● Texte étudié:
En effet, un taux d’inflation inférieur à 2 % ne garantit pas que l’objectif a été atteint de manière cohérente et stable. Néanmoins, il s’agit d’une indication forte que les forces motrices de la désinflation continuent de fonctionner. Je m’attends donc à une nouvelle baisse des taux d’intérêt de 25 points de base, notamment en raison de la persistance de la stagnation de l’économie qui continuera à peser sur la capacité des entreprises à fixer leurs prix et à prendre des décisions en matière de salaires. Au vu de tous ces éléments, c’est l’hypothèse que je retiens pour la réunion de cette semaine.
Si la BCE ne baisse pas ses taux directeurs lors de cette réunion, s’agira-t-il d’une erreur ?
Les données justifient une nouvelle baisse. Il s’agirait donc d’une erreur de politique monétaire — mais qu’à mon avis le Conseil des gouverneurs ne commettra pas.
Qu’est-ce qui, selon vous, devrait faire bouger le curseur de la BCE en termes de rythme et d’ampleur des baisses de taux dans les mois à venir ?

● Consigne: Recopiez mot pour mot, dans le texte sur les taux de la BCE, tout ce qui va de « Si la BCE ne » jusqu'à « ne commettra pas. ». Appuyez-vous uniquement sur le texte ci-dessus.

● Documents fournis:
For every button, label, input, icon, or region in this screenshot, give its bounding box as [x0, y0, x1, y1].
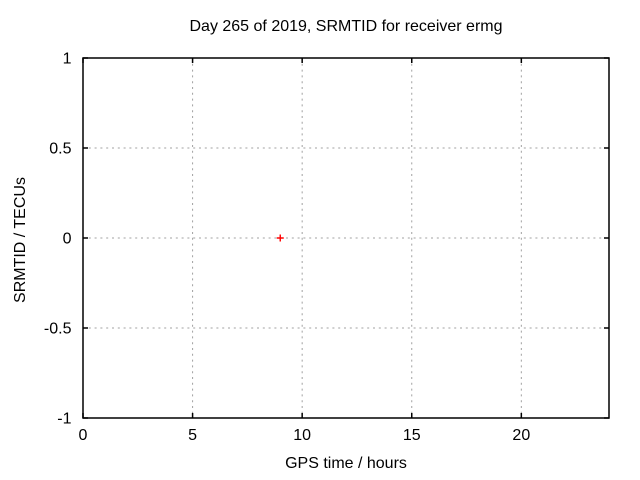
y-tick-label: 1 [63, 51, 72, 68]
y-tick-label: 0 [63, 231, 72, 248]
y-tick-label: -1 [57, 411, 71, 428]
x-tick-label: 15 [403, 427, 421, 444]
x-axis-label: GPS time / hours [285, 455, 407, 472]
x-tick-label: 20 [512, 427, 530, 444]
chart-title: Day 265 of 2019, SRMTID for receiver erm… [189, 18, 503, 35]
x-tick-label: 0 [79, 427, 88, 444]
y-tick-label: 0.5 [49, 141, 71, 158]
data-point-marker [276, 234, 284, 242]
x-tick-label: 10 [293, 427, 311, 444]
x-tick-label: 5 [188, 427, 197, 444]
y-tick-label: -0.5 [44, 321, 72, 338]
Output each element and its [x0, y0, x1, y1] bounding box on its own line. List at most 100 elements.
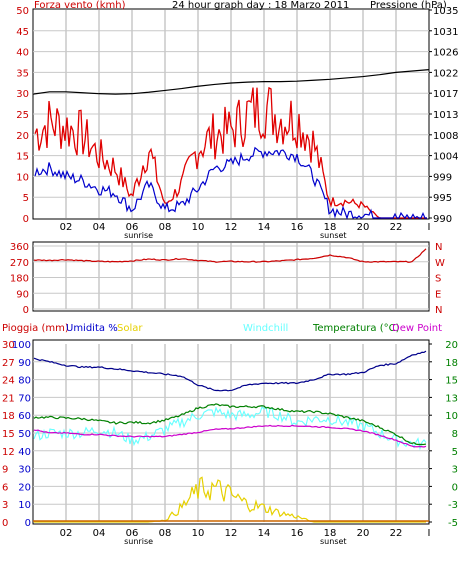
- climate-sunset-label: sunset: [320, 537, 347, 546]
- climate-x-tick-label: 22: [390, 528, 403, 539]
- climate-humidity-tick-label: 10: [18, 500, 31, 511]
- wind-direction-line: [33, 248, 427, 263]
- wind-x-tick-label: 16: [291, 222, 304, 233]
- dewpoint-line: [33, 424, 427, 448]
- wind-x-tick-label: 08: [159, 222, 172, 233]
- wind-y-tick-label: 20: [16, 131, 29, 142]
- wind-sunset-label: sunset: [320, 231, 347, 240]
- wind-x-tick-label: I: [428, 222, 431, 233]
- pressure-y-tick-label: 999: [433, 172, 452, 183]
- climate-humidity-tick-label: 40: [18, 447, 31, 458]
- wind-series: [32, 69, 430, 220]
- wind-y-tick-label: 40: [16, 48, 29, 59]
- climate-x-tick-label: 04: [93, 528, 106, 539]
- wind-y-tick-label: 5: [23, 193, 29, 204]
- climate-humidity-tick-label: 80: [18, 376, 31, 387]
- climate-humidity-tick-label: 30: [18, 465, 31, 476]
- wind-grid: [33, 10, 429, 218]
- climate-temp-tick-label: -5: [448, 518, 458, 529]
- direction-compass-label: E: [435, 289, 441, 300]
- climate-temp-tick-label: 10: [445, 411, 458, 422]
- wind-x-tick-label: 22: [390, 222, 403, 233]
- humidity-line: [33, 350, 427, 392]
- climate-rain-tick-label: 3: [2, 500, 8, 511]
- wind-x-tick-label: 10: [192, 222, 205, 233]
- climate-x-tick-label: 10: [192, 528, 205, 539]
- climate-rain-tick-label: 0: [2, 518, 8, 529]
- temperature-line: [33, 403, 427, 446]
- climate-rain-tick-label: 9: [2, 465, 8, 476]
- climate-temp-tick-label: 0: [452, 482, 458, 493]
- direction-compass-label: N: [435, 305, 442, 316]
- pressure-y-tick-label: 1004: [433, 152, 458, 163]
- wind-y-tick-label: 35: [16, 68, 29, 79]
- climate-rain-tick-label: 30: [2, 340, 15, 351]
- climate-temp-tick-label: 20: [445, 340, 458, 351]
- climate-x-tick-label: 06: [126, 528, 139, 539]
- pressure-y-tick-label: 1031: [433, 27, 458, 38]
- direction-compass-label: W: [435, 258, 445, 269]
- pressure-y-tick-label: 1008: [433, 131, 458, 142]
- legend-solar: Solar: [117, 323, 143, 334]
- climate-temp-tick-label: 3: [452, 465, 458, 476]
- climate-sunrise-label: sunrise: [124, 537, 153, 546]
- wind-y-tick-label: 0: [23, 214, 29, 225]
- climate-humidity-tick-label: 100: [12, 340, 31, 351]
- legend-humidity: Umidita %: [66, 323, 118, 334]
- wind-x-tick-label: 02: [60, 222, 73, 233]
- climate-rain-tick-label: 15: [2, 429, 15, 440]
- climate-rain-tick-label: 21: [2, 393, 15, 404]
- pressure-y-tick-label: 1035: [433, 6, 458, 17]
- wind-y-tick-label: 10: [16, 172, 29, 183]
- direction-y-tick-label: 270: [10, 258, 29, 269]
- climate-temp-tick-label: -3: [448, 500, 458, 511]
- legend-rain: Pioggia (mm): [2, 323, 69, 334]
- climate-temp-tick-label: 15: [445, 376, 458, 387]
- climate-grid: [33, 344, 429, 522]
- wind-x-tick-label: 12: [225, 222, 238, 233]
- pressure-line: [32, 69, 430, 95]
- pressure-y-tick-label: 1022: [433, 68, 458, 79]
- climate-temp-tick-label: 18: [445, 358, 458, 369]
- wind-average-line: [34, 146, 427, 220]
- direction-y-tick-label: 0: [23, 305, 29, 316]
- direction-compass-label: N: [435, 242, 442, 253]
- climate-temp-tick-label: 13: [445, 393, 458, 404]
- wind-y-tick-label: 15: [16, 152, 29, 163]
- pressure-y-tick-label: 1026: [433, 48, 458, 59]
- wind-y-tick-label: 50: [16, 6, 29, 17]
- climate-temp-tick-label: 5: [452, 447, 458, 458]
- climate-x-tick-label: I: [428, 528, 431, 539]
- climate-humidity-tick-label: 0: [25, 518, 31, 529]
- direction-series: [33, 248, 427, 263]
- climate-humidity-tick-label: 50: [18, 429, 31, 440]
- wind-axis-title: Forza vento (kmh): [34, 0, 126, 11]
- climate-humidity-tick-label: 60: [18, 411, 31, 422]
- climate-temp-tick-label: 8: [452, 429, 458, 440]
- wind-x-tick-label: 04: [93, 222, 106, 233]
- wind-speed-line: [34, 86, 427, 219]
- direction-compass-label: S: [435, 274, 441, 285]
- wind-y-tick-label: 30: [16, 89, 29, 100]
- legend-windchill: Windchill: [243, 323, 288, 334]
- climate-x-tick-label: 14: [258, 528, 271, 539]
- pressure-y-tick-label: 990: [433, 214, 452, 225]
- climate-series: [33, 350, 429, 523]
- solar-line: [34, 476, 426, 523]
- climate-humidity-tick-label: 90: [18, 358, 31, 369]
- direction-y-tick-label: 360: [10, 242, 29, 253]
- climate-x-tick-label: 02: [60, 528, 73, 539]
- climate-rain-tick-label: 6: [2, 482, 8, 493]
- wind-y-tick-label: 45: [16, 27, 29, 38]
- climate-rain-tick-label: 18: [2, 411, 15, 422]
- direction-y-tick-label: 90: [16, 289, 29, 300]
- climate-x-tick-label: 12: [225, 528, 238, 539]
- climate-rain-tick-label: 27: [2, 358, 15, 369]
- wind-sunrise-label: sunrise: [124, 231, 153, 240]
- climate-rain-tick-label: 24: [2, 376, 15, 387]
- direction-grid: [33, 243, 429, 310]
- climate-humidity-tick-label: 20: [18, 482, 31, 493]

● Corrigé:
Si la BCE ne baisse pas ses taux directeurs lors de cette réunion, s’agira-t-il d’une erreur ?
Les données justifient une nouvelle baisse. Il s’agirait donc d’une erreur de politique monétaire — mais qu’à mon avis le Conseil des gouverneurs ne commettra pas.